Stored data entries:
***

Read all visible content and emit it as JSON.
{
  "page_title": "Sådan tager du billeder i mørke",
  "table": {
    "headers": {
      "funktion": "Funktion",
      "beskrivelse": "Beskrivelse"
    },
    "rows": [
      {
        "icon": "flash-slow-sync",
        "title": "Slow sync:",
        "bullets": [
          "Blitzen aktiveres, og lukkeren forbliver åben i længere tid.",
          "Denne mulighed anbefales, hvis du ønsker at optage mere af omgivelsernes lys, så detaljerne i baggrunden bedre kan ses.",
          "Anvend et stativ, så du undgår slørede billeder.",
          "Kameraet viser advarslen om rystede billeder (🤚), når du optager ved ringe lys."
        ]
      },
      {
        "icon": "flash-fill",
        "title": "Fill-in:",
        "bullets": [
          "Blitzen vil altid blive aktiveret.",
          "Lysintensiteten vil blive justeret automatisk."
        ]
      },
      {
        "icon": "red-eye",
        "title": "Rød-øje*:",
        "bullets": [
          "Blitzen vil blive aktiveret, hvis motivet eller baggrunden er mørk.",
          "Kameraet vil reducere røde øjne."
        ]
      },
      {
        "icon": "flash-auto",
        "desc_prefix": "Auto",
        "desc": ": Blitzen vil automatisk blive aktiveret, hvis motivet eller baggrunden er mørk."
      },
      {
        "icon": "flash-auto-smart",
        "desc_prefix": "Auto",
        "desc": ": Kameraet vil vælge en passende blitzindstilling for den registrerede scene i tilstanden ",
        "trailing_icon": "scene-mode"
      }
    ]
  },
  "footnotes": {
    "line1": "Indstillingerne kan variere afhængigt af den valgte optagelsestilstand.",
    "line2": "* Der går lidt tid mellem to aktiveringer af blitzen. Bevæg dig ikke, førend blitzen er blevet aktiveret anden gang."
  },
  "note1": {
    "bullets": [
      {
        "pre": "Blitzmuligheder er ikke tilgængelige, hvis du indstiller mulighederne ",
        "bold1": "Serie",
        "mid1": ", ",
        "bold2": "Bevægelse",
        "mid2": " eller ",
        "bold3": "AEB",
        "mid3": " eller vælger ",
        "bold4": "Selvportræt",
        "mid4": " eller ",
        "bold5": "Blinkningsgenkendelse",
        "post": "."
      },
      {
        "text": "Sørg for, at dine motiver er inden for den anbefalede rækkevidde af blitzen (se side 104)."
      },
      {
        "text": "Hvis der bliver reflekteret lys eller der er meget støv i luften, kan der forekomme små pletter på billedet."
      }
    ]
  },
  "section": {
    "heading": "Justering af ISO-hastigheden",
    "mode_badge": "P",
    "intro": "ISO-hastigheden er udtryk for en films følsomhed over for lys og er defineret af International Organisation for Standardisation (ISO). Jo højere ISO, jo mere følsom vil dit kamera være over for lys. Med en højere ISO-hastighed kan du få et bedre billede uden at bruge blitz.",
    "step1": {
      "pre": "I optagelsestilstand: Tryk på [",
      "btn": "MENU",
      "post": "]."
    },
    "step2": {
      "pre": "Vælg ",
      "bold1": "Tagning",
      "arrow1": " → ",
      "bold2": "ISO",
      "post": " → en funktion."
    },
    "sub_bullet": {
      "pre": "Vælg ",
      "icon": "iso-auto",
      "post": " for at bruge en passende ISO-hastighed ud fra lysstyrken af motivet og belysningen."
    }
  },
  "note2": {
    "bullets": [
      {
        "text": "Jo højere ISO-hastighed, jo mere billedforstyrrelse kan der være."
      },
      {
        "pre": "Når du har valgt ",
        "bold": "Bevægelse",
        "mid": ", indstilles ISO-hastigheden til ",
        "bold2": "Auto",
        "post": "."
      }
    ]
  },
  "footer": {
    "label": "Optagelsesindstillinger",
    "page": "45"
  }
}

***

> TASK:
Copy out each line of the records that holds the string "text".

> FINAL RESULT:
        "text": "Sørg for, at dine motiver er inden for den anbefalede rækkevidde af blitzen (se side 104)."
        "text": "Hvis der bliver reflekteret lys eller der er meget støv i luften, kan der forekomme små pletter på billedet."
        "text": "Jo højere ISO-hastighed, jo mere billedforstyrrelse kan der være."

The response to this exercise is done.